_WHAT YOU HAVE TO DO:_ Below are the entries; output exactly the lines from the one containing "Convert this document image to plain text." through the final line, inclusive.

_PROVIDED DATA:_
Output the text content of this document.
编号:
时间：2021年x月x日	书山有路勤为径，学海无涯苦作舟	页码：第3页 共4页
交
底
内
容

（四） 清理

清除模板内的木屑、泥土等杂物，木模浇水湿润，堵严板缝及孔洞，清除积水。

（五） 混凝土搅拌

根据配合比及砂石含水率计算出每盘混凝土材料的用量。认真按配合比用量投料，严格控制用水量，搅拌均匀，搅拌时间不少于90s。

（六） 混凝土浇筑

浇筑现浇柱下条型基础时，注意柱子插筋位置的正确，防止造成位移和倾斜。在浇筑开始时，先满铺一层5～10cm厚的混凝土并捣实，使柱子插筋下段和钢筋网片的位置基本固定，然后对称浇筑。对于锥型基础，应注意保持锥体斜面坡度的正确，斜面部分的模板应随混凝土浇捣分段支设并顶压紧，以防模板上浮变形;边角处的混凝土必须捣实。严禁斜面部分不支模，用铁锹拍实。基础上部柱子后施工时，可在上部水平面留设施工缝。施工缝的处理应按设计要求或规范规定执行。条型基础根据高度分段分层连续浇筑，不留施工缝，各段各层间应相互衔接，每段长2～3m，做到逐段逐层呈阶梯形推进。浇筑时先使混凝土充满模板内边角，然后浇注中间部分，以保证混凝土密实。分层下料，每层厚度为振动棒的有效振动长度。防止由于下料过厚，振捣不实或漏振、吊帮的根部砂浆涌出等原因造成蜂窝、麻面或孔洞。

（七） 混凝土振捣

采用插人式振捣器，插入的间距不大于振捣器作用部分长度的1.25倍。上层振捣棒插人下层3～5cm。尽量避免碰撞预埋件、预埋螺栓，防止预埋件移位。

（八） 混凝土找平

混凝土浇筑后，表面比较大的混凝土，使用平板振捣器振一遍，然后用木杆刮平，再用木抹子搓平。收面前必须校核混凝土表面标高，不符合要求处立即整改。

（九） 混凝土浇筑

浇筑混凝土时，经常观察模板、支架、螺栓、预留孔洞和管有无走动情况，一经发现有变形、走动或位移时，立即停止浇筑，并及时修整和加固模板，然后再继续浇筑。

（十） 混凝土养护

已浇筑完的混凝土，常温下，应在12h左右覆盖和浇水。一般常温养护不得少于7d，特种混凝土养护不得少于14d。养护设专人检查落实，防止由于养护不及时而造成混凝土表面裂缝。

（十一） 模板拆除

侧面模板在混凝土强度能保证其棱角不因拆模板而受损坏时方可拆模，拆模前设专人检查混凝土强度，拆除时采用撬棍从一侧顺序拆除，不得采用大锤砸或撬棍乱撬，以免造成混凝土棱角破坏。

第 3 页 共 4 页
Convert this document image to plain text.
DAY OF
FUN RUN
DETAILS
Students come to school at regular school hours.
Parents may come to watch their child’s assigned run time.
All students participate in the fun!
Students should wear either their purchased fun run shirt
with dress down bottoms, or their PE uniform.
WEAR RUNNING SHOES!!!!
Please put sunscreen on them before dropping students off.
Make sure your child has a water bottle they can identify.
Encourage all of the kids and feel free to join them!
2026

_EXERCISE ANSWER:_
Convert this document image to plain text.
DAY OF
FUN RUN
DETAILS
Students come to school at regular school hours.
Parents may come to watch their child’s assigned run time.
All students participate in the fun!
Students should wear either their purchased fun run shirt
with dress down bottoms, or their PE uniform.
WEAR RUNNING SHOES!!!!
Please put sunscreen on them before dropping students off.
Make sure your child has a water bottle they can identify.
Encourage all of the kids and feel free to join them!
2026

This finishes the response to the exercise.